> _EXERCISE DIRECTIONS_: Reproduce each record exactly.

____ DATA EXTRACT

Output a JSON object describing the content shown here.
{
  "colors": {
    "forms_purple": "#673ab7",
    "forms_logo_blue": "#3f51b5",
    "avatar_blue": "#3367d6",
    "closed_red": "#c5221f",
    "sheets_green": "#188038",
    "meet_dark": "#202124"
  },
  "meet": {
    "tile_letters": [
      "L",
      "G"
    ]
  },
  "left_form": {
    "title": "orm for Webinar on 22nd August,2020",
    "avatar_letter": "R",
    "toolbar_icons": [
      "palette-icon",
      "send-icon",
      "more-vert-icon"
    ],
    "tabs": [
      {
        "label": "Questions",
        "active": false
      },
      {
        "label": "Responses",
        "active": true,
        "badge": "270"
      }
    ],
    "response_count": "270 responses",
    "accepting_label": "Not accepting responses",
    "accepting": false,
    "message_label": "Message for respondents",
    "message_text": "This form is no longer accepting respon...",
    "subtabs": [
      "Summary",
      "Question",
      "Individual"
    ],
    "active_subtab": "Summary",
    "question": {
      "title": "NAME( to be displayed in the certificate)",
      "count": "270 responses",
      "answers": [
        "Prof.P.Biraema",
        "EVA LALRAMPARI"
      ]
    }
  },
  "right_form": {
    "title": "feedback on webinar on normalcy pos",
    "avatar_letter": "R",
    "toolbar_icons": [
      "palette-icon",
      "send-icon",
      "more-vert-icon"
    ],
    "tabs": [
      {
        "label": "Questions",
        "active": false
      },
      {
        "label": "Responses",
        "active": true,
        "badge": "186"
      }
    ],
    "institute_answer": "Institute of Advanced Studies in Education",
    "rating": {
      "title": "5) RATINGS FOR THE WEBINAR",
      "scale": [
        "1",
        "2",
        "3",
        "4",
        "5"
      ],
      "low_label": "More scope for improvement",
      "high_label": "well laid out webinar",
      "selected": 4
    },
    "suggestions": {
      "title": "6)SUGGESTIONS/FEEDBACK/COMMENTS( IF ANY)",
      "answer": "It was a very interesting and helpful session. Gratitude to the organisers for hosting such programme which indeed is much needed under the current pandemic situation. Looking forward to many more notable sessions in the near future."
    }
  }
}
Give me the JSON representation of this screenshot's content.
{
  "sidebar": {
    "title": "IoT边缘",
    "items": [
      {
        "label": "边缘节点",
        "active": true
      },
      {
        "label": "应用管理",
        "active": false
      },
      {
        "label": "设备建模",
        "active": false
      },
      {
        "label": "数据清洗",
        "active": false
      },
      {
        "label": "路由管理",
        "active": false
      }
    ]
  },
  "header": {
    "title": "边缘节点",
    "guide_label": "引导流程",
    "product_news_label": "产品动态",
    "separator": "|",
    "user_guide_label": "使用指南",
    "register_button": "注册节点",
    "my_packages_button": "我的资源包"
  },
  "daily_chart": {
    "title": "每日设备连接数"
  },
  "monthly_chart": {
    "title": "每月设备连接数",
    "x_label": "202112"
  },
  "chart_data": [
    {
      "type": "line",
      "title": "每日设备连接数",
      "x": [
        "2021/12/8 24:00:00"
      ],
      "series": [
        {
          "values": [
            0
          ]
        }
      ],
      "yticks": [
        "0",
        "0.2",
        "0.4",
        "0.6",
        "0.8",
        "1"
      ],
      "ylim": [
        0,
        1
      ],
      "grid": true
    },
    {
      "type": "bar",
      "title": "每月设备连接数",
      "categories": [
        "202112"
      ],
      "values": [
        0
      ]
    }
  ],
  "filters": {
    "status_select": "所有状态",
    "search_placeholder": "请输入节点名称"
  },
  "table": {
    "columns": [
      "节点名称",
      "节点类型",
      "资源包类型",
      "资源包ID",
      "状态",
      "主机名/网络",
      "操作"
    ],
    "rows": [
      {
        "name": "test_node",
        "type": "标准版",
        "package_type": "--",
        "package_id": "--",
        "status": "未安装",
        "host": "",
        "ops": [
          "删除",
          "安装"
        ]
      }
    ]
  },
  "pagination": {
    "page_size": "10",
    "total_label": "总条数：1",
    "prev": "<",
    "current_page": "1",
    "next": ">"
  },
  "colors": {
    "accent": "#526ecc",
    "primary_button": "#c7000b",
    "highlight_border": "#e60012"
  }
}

________

> _RESULT_:
Output a JSON object describing the content shown here.
{
  "colors": {
    "forms_purple": "#673ab7",
    "forms_logo_blue": "#3f51b5",
    "avatar_blue": "#3367d6",
    "closed_red": "#c5221f",
    "sheets_green": "#188038",
    "meet_dark": "#202124"
  },
  "meet": {
    "tile_letters": [
      "L",
      "G"
    ]
  },
  "left_form": {
    "title": "orm for Webinar on 22nd August,2020",
    "avatar_letter": "R",
    "toolbar_icons": [
      "palette-icon",
      "send-icon",
      "more-vert-icon"
    ],
    "tabs": [
      {
        "label": "Questions",
        "active": false
      },
      {
        "label": "Responses",
        "active": true,
        "badge": "270"
      }
    ],
    "response_count": "270 responses",
    "accepting_label": "Not accepting responses",
    "accepting": false,
    "message_label": "Message for respondents",
    "message_text": "This form is no longer accepting respon...",
    "subtabs": [
      "Summary",
      "Question",
      "Individual"
    ],
    "active_subtab": "Summary",
    "question": {
      "title": "NAME( to be displayed in the certificate)",
      "count": "270 responses",
      "answers": [
        "Prof.P.Biraema",
        "EVA LALRAMPARI"
      ]
    }
  },
  "right_form": {
    "title": "feedback on webinar on normalcy pos",
    "avatar_letter": "R",
    "toolbar_icons": [
      "palette-icon",
      "send-icon",
      "more-vert-icon"
    ],
    "tabs": [
      {
        "label": "Questions",
        "active": false
      },
      {
        "label": "Responses",
        "active": true,
        "badge": "186"
      }
    ],
    "institute_answer": "Institute of Advanced Studies in Education",
    "rating": {
      "title": "5) RATINGS FOR THE WEBINAR",
      "scale": [
        "1",
        "2",
        "3",
        "4",
        "5"
      ],
      "low_label": "More scope for improvement",
      "high_label": "well laid out webinar",
      "selected": 4
    },
    "suggestions": {
      "title": "6)SUGGESTIONS/FEEDBACK/COMMENTS( IF ANY)",
      "answer": "It was a very interesting and helpful session. Gratitude to the organisers for hosting such programme which indeed is much needed under the current pandemic situation. Looking forward to many more notable sessions in the near future."
    }
  }
}
Give me the JSON representation of this screenshot's content.
{
  "sidebar": {
    "title": "IoT边缘",
    "items": [
      {
        "label": "边缘节点",
        "active": true
      },
      {
        "label": "应用管理",
        "active": false
      },
      {
        "label": "设备建模",
        "active": false
      },
      {
        "label": "数据清洗",
        "active": false
      },
      {
        "label": "路由管理",
        "active": false
      }
    ]
  },
  "header": {
    "title": "边缘节点",
    "guide_label": "引导流程",
    "product_news_label": "产品动态",
    "separator": "|",
    "user_guide_label": "使用指南",
    "register_button": "注册节点",
    "my_packages_button": "我的资源包"
  },
  "daily_chart": {
    "title": "每日设备连接数"
  },
  "monthly_chart": {
    "title": "每月设备连接数",
    "x_label": "202112"
  },
  "chart_data": [
    {
      "type": "line",
      "title": "每日设备连接数",
      "x": [
        "2021/12/8 24:00:00"
      ],
      "series": [
        {
          "values": [
            0
          ]
        }
      ],
      "yticks": [
        "0",
        "0.2",
        "0.4",
        "0.6",
        "0.8",
        "1"
      ],
      "ylim": [
        0,
        1
      ],
      "grid": true
    },
    {
      "type": "bar",
      "title": "每月设备连接数",
      "categories": [
        "202112"
      ],
      "values": [
        0
      ]
    }
  ],
  "filters": {
    "status_select": "所有状态",
    "search_placeholder": "请输入节点名称"
  },
  "table": {
    "columns": [
      "节点名称",
      "节点类型",
      "资源包类型",
      "资源包ID",
      "状态",
      "主机名/网络",
      "操作"
    ],
    "rows": [
      {
        "name": "test_node",
        "type": "标准版",
        "package_type": "--",
        "package_id": "--",
        "status": "未安装",
        "host": "",
        "ops": [
          "删除",
          "安装"
        ]
      }
    ]
  },
  "pagination": {
    "page_size": "10",
    "total_label": "总条数：1",
    "prev": "<",
    "current_page": "1",
    "next": ">"
  },
  "colors": {
    "accent": "#526ecc",
    "primary_button": "#c7000b",
    "highlight_border": "#e60012"
  }
}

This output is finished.